Collection entries:
════════════════

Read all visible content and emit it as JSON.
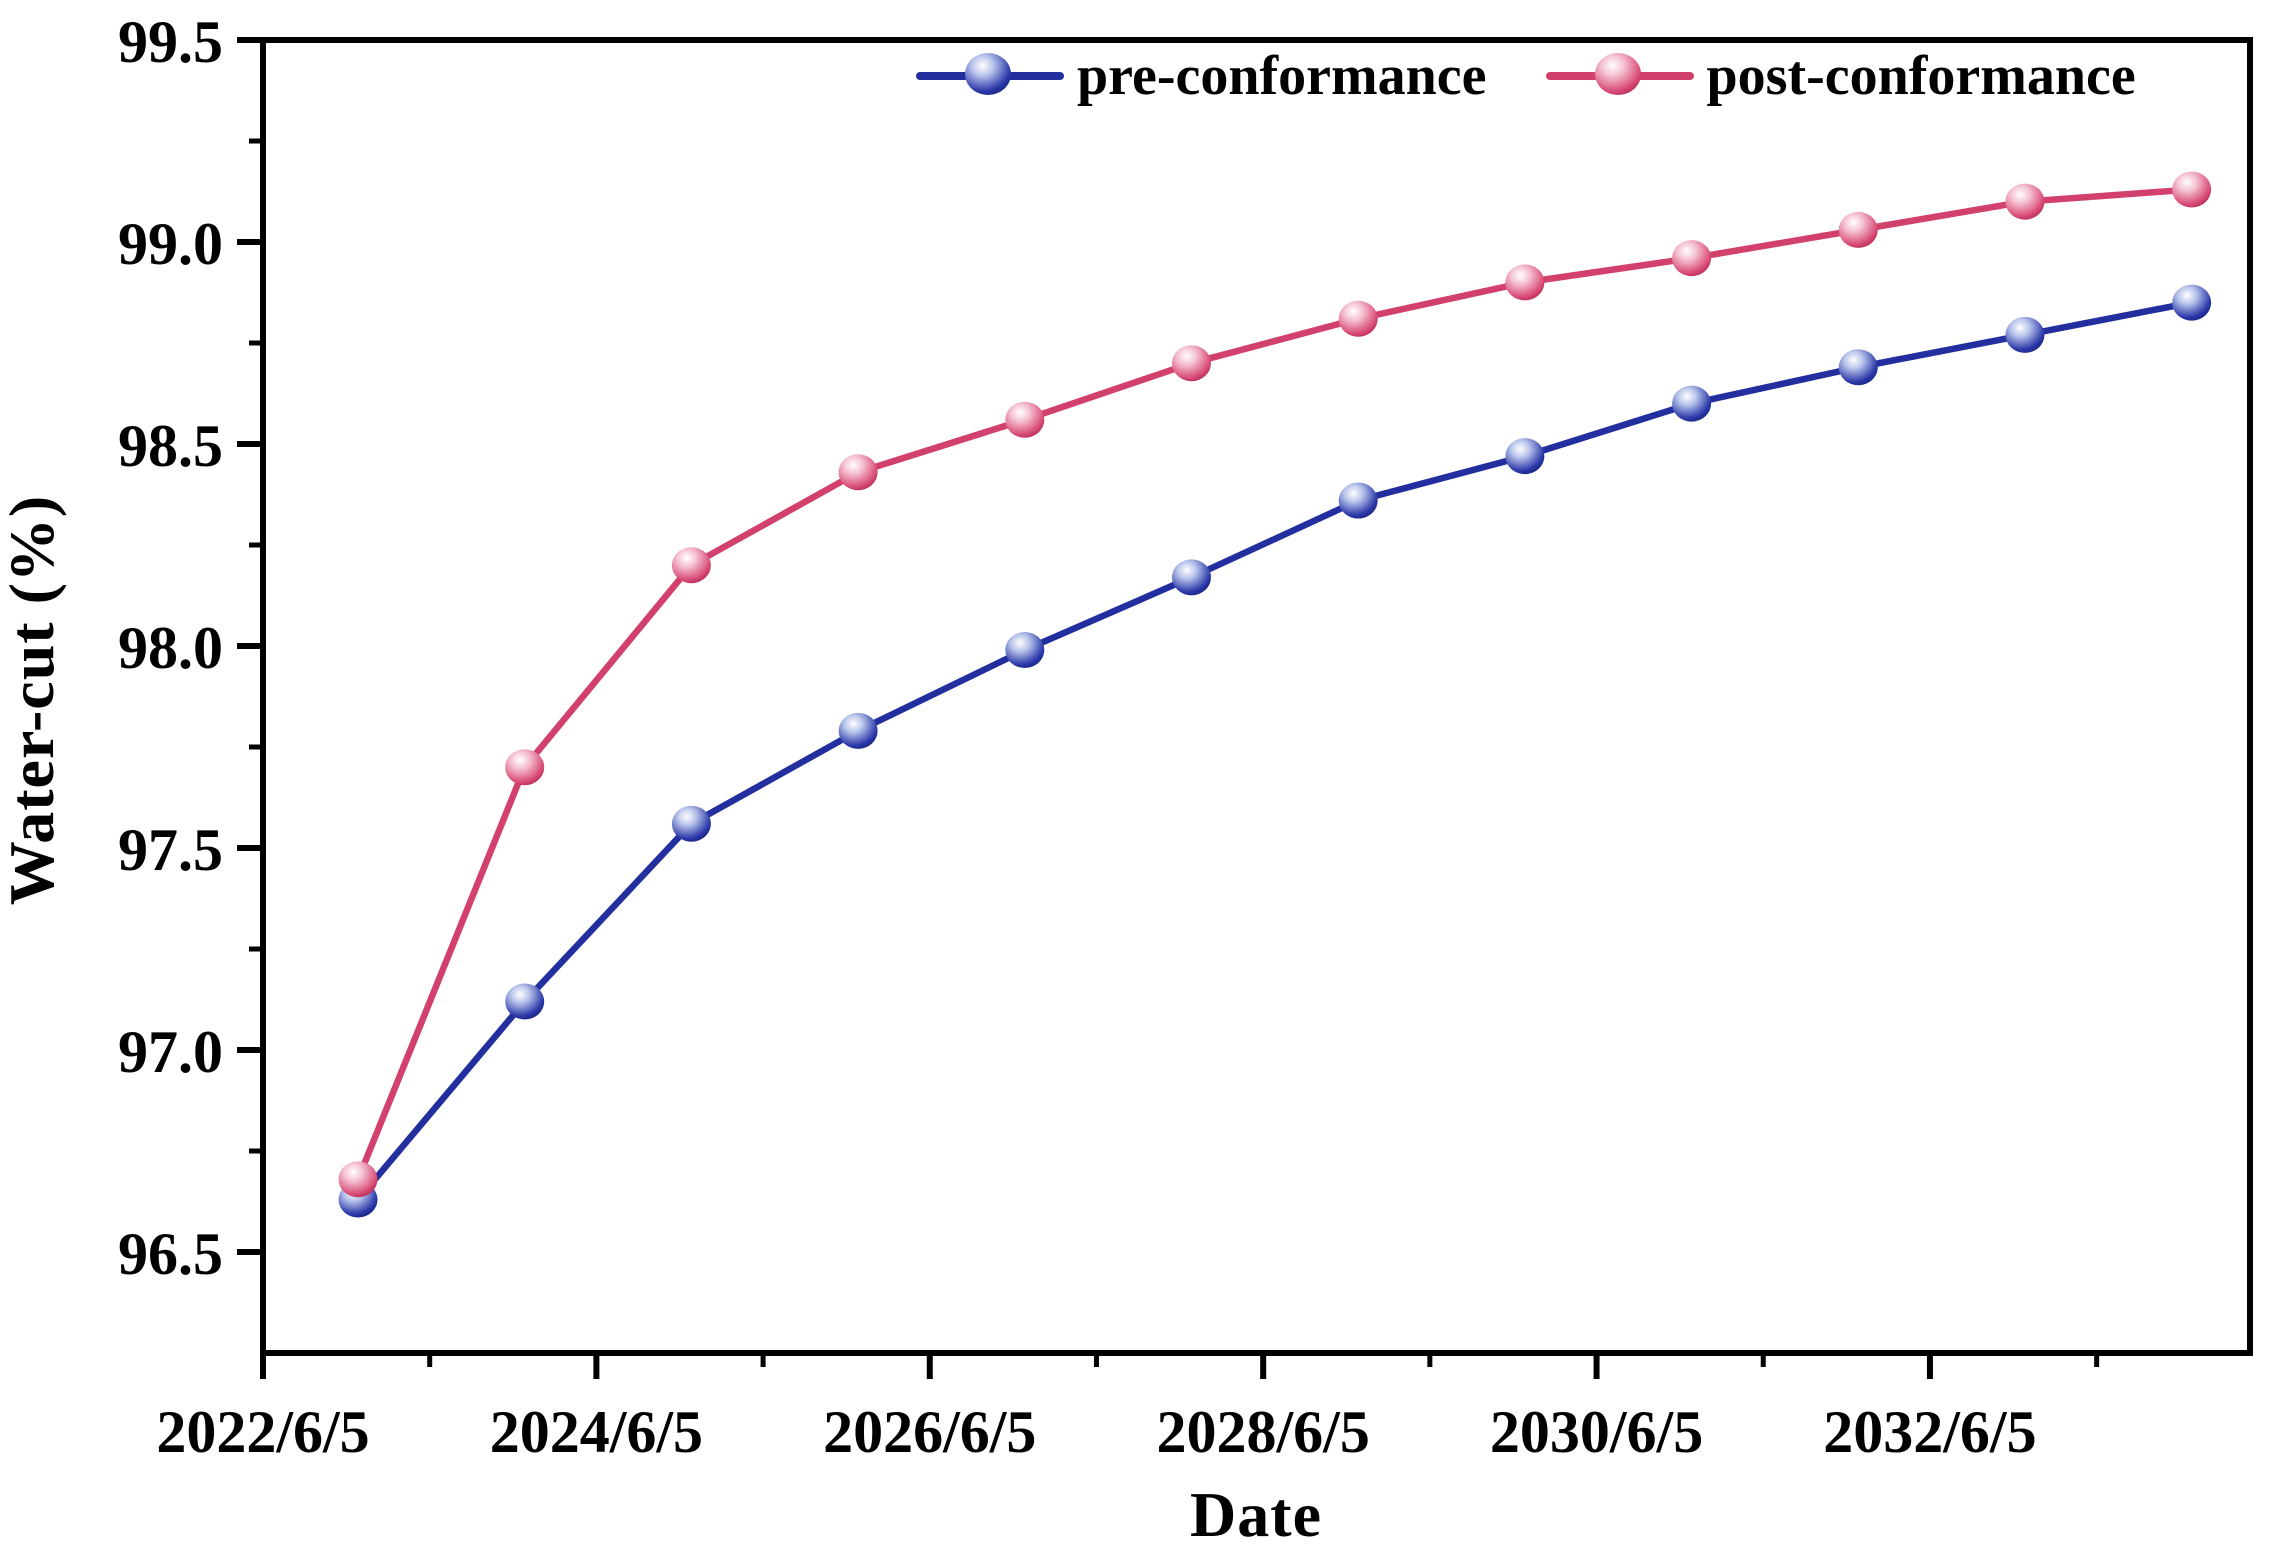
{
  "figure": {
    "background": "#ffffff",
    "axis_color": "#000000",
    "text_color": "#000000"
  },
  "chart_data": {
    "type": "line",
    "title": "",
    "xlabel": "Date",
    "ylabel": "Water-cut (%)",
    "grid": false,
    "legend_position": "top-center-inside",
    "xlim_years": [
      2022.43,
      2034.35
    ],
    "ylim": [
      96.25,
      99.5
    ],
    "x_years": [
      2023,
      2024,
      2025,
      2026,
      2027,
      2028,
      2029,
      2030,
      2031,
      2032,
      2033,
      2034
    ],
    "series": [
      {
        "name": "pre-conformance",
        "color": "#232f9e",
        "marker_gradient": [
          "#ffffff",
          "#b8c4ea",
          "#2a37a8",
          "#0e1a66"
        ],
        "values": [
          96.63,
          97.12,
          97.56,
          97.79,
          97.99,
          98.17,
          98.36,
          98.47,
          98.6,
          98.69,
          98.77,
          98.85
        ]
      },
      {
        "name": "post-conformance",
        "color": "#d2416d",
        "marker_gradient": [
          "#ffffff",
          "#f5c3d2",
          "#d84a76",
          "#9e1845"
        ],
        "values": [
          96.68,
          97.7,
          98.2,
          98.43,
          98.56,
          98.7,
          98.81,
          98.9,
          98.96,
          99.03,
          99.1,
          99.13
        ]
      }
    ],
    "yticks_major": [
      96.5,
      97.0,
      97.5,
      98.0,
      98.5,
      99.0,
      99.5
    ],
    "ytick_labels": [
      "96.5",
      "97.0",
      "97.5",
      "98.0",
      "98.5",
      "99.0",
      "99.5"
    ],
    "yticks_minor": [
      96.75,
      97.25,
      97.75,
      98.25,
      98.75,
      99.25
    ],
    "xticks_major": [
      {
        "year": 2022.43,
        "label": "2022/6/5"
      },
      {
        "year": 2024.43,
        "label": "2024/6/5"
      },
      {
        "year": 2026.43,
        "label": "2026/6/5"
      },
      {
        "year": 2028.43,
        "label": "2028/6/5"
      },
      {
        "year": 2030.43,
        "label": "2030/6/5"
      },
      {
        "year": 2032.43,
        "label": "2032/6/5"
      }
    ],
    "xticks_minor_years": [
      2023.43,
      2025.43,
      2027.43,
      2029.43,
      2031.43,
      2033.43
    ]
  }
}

════════════════

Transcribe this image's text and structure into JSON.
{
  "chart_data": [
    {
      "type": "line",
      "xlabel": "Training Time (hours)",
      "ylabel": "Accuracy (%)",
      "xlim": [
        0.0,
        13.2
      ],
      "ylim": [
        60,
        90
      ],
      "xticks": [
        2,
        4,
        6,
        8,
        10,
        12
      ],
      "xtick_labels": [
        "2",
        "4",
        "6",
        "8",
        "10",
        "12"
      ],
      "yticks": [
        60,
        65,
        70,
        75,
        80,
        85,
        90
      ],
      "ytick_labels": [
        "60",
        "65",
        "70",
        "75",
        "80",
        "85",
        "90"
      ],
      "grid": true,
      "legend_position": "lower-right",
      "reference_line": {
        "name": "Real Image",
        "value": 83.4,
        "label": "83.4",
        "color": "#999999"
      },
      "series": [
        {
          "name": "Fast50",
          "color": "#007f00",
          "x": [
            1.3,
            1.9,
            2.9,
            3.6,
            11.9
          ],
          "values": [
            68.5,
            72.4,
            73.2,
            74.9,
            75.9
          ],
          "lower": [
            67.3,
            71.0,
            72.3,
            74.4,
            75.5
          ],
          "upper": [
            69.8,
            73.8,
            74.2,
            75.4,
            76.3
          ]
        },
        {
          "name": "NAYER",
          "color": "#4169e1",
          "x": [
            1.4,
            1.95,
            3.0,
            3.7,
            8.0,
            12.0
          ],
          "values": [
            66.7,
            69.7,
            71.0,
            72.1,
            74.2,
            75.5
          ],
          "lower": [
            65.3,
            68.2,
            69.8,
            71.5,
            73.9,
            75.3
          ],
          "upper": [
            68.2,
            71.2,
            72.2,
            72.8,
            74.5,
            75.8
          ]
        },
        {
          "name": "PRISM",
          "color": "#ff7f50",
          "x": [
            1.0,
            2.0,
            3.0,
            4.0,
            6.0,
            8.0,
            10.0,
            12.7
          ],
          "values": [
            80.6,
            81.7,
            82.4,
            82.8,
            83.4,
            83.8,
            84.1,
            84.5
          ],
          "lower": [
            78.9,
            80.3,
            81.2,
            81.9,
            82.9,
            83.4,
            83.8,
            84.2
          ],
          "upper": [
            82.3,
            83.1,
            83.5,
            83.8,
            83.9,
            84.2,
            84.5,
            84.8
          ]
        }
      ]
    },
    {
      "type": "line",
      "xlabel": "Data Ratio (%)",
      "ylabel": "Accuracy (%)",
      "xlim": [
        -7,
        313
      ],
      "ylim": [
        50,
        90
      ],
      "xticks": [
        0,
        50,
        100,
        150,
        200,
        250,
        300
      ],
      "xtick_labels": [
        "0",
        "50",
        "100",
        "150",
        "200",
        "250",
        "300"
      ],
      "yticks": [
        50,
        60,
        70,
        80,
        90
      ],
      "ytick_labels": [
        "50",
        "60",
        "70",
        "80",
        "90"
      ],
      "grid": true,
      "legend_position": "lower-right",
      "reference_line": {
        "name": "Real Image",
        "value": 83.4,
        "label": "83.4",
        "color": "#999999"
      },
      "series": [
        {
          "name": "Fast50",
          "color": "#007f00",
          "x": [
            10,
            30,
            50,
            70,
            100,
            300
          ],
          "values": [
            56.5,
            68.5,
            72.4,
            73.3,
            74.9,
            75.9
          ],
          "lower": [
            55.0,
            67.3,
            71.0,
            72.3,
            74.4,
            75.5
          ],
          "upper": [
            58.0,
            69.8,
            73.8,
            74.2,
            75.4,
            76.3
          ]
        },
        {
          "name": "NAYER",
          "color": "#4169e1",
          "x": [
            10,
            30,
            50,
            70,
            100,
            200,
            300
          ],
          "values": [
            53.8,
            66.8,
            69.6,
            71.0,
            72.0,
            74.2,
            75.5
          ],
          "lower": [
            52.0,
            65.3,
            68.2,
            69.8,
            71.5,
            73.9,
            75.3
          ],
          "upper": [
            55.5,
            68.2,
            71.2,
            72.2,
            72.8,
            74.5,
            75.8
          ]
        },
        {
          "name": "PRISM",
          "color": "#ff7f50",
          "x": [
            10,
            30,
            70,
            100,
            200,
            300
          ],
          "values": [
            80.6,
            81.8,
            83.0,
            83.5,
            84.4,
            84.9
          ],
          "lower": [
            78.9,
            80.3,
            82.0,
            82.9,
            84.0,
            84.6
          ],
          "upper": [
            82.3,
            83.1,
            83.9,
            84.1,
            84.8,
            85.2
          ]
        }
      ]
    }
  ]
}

════════════════

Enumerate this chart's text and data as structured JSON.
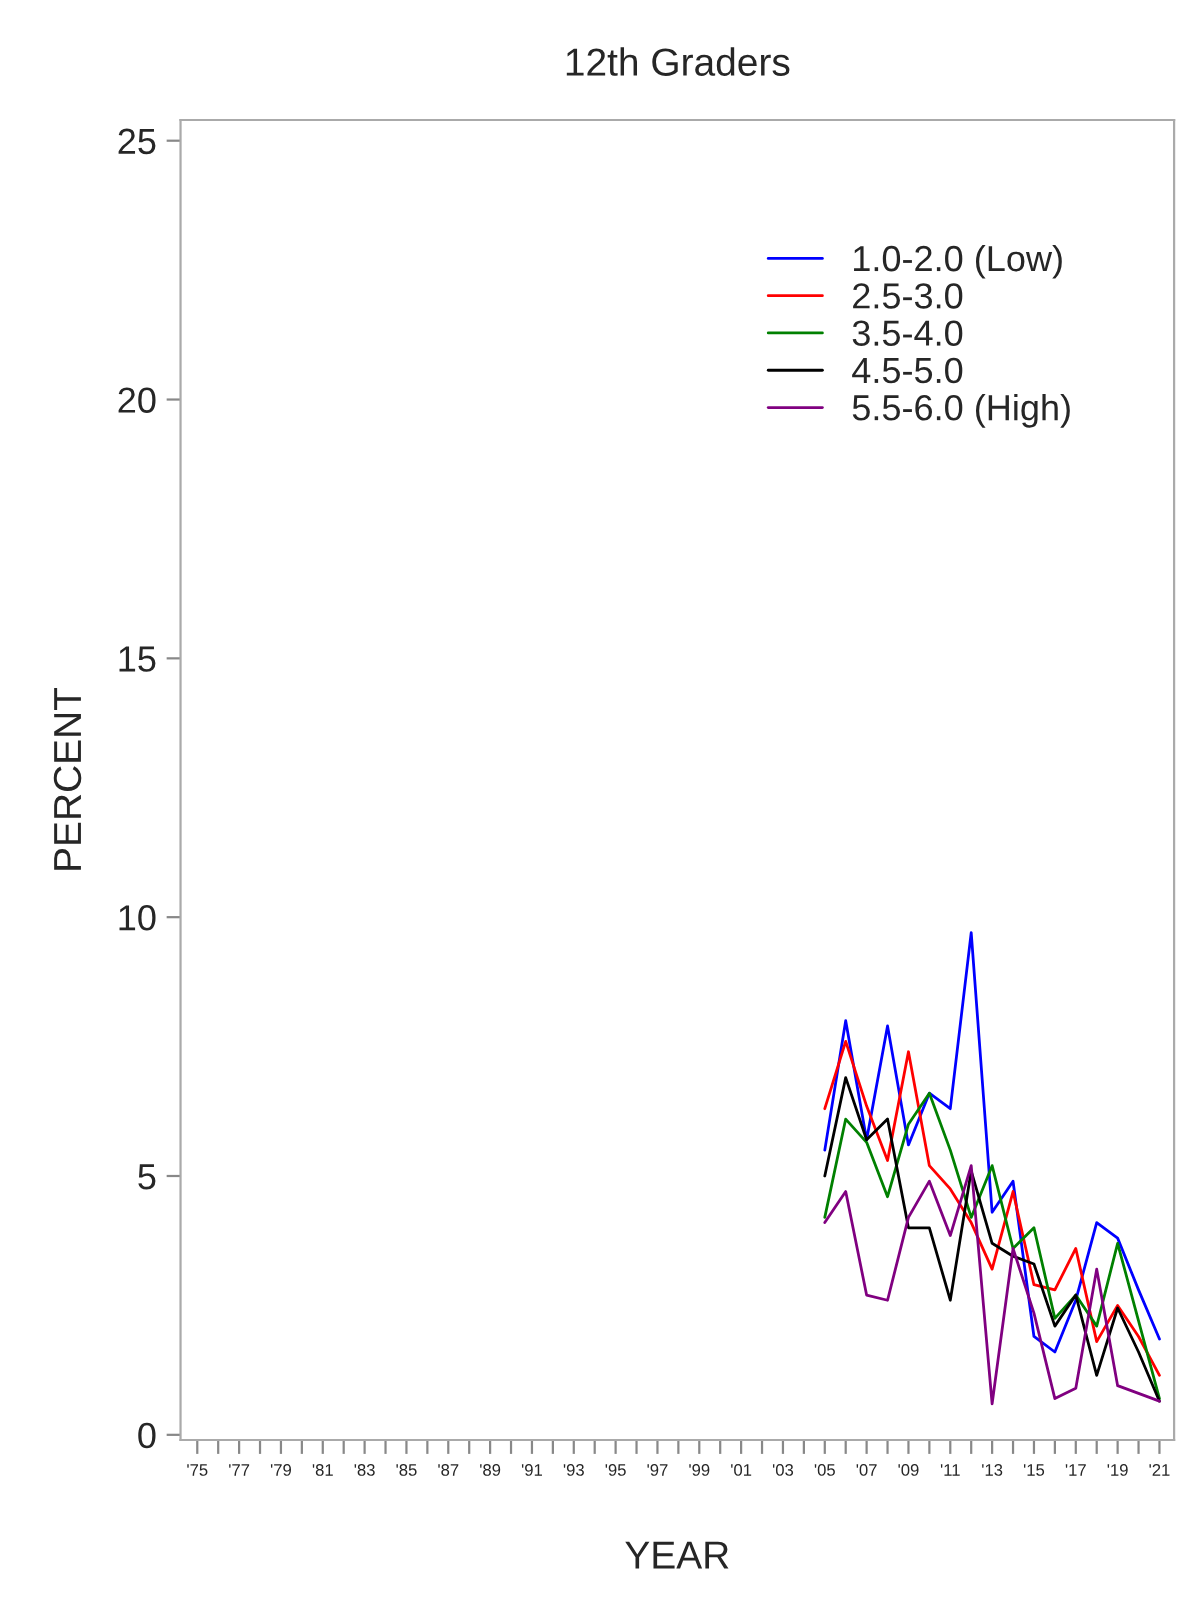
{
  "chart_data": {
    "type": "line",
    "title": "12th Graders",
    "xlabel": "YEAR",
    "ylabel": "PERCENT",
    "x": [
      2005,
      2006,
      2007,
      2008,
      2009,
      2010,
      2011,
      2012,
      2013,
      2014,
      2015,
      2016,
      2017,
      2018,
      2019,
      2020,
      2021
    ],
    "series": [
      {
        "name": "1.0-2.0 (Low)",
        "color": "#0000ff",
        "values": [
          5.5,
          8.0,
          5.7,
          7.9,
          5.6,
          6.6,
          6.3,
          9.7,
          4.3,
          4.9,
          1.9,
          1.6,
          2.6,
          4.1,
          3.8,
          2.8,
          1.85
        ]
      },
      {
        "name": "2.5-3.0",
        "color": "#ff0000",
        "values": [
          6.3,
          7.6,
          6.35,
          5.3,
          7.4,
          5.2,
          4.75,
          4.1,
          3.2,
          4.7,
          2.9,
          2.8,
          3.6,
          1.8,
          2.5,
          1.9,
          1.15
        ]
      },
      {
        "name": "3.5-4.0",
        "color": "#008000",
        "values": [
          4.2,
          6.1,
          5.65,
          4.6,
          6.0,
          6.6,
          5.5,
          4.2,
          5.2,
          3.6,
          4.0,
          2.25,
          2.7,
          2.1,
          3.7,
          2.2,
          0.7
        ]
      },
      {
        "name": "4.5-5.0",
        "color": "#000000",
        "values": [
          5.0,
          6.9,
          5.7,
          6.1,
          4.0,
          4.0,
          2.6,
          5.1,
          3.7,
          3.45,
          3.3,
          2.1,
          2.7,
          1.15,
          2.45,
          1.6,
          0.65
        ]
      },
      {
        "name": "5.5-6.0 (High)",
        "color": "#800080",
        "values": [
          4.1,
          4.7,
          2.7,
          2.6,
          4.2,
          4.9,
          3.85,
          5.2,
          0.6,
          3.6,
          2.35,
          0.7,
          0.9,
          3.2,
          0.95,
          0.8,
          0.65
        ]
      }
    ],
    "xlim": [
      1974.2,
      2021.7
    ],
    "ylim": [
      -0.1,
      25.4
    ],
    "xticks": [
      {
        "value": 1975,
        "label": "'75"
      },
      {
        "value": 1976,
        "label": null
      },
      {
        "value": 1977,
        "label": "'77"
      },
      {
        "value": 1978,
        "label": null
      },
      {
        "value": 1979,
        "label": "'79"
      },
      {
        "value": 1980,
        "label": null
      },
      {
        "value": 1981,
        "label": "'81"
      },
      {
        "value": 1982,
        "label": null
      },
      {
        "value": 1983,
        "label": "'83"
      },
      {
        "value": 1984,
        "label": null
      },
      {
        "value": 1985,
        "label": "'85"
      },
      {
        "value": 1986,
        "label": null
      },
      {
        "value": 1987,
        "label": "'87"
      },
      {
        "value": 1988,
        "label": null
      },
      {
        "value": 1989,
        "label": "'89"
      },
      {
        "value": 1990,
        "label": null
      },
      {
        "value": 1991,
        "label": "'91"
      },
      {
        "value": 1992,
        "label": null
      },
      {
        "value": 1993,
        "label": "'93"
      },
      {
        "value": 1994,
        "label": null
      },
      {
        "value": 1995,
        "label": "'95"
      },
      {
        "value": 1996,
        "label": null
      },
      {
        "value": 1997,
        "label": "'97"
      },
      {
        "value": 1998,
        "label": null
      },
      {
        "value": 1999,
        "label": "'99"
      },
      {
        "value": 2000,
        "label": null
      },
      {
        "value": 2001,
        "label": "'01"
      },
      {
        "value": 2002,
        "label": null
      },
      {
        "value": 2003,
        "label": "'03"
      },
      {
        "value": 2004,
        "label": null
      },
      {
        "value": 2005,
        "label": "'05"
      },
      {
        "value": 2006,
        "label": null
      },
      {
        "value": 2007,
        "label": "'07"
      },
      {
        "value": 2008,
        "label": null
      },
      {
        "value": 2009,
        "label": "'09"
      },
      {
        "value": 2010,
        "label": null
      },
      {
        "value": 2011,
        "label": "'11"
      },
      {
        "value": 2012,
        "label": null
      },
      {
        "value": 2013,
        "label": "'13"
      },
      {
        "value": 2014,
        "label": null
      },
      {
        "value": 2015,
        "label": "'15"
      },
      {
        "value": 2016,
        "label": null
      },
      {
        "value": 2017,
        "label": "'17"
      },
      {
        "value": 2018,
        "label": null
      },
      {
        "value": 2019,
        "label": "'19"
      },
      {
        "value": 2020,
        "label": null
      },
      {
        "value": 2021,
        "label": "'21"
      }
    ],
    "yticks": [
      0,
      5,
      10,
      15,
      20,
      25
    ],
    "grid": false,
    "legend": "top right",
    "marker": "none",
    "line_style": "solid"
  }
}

════════════════

Read the entries above, then pull out the lines that include "ylabel".

> **Answer to the task**:
    "ylabel": "Water-cut (%)",
      "ylabel": "Accuracy (%)",
      "ylabel": "Accuracy (%)",
    "ylabel": "PERCENT",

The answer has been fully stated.